### [Input records]
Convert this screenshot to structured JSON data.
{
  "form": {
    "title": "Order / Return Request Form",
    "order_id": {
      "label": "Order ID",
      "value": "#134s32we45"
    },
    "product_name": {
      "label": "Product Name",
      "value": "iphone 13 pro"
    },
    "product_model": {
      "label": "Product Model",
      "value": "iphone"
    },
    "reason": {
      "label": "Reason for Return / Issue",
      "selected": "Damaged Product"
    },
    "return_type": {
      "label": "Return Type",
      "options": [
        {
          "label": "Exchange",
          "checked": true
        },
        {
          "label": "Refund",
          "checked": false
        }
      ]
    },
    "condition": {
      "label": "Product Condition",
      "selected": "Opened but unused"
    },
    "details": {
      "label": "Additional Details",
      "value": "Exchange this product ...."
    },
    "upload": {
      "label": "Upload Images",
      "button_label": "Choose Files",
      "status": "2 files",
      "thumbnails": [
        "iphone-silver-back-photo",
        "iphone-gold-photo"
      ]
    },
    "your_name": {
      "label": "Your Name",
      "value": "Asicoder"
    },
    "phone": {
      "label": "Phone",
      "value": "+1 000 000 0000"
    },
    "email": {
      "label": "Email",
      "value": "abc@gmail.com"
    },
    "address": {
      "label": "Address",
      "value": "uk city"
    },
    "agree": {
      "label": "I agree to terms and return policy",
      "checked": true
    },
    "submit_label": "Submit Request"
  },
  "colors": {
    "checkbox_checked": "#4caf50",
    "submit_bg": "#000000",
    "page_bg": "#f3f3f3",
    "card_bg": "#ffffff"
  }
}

### [Given request]
Each record above should be returned exactly as it appears.

### [The result]
Convert this screenshot to structured JSON data.
{
  "form": {
    "title": "Order / Return Request Form",
    "order_id": {
      "label": "Order ID",
      "value": "#134s32we45"
    },
    "product_name": {
      "label": "Product Name",
      "value": "iphone 13 pro"
    },
    "product_model": {
      "label": "Product Model",
      "value": "iphone"
    },
    "reason": {
      "label": "Reason for Return / Issue",
      "selected": "Damaged Product"
    },
    "return_type": {
      "label": "Return Type",
      "options": [
        {
          "label": "Exchange",
          "checked": true
        },
        {
          "label": "Refund",
          "checked": false
        }
      ]
    },
    "condition": {
      "label": "Product Condition",
      "selected": "Opened but unused"
    },
    "details": {
      "label": "Additional Details",
      "value": "Exchange this product ...."
    },
    "upload": {
      "label": "Upload Images",
      "button_label": "Choose Files",
      "status": "2 files",
      "thumbnails": [
        "iphone-silver-back-photo",
        "iphone-gold-photo"
      ]
    },
    "your_name": {
      "label": "Your Name",
      "value": "Asicoder"
    },
    "phone": {
      "label": "Phone",
      "value": "+1 000 000 0000"
    },
    "email": {
      "label": "Email",
      "value": "abc@gmail.com"
    },
    "address": {
      "label": "Address",
      "value": "uk city"
    },
    "agree": {
      "label": "I agree to terms and return policy",
      "checked": true
    },
    "submit_label": "Submit Request"
  },
  "colors": {
    "checkbox_checked": "#4caf50",
    "submit_bg": "#000000",
    "page_bg": "#f3f3f3",
    "card_bg": "#ffffff"
  }
}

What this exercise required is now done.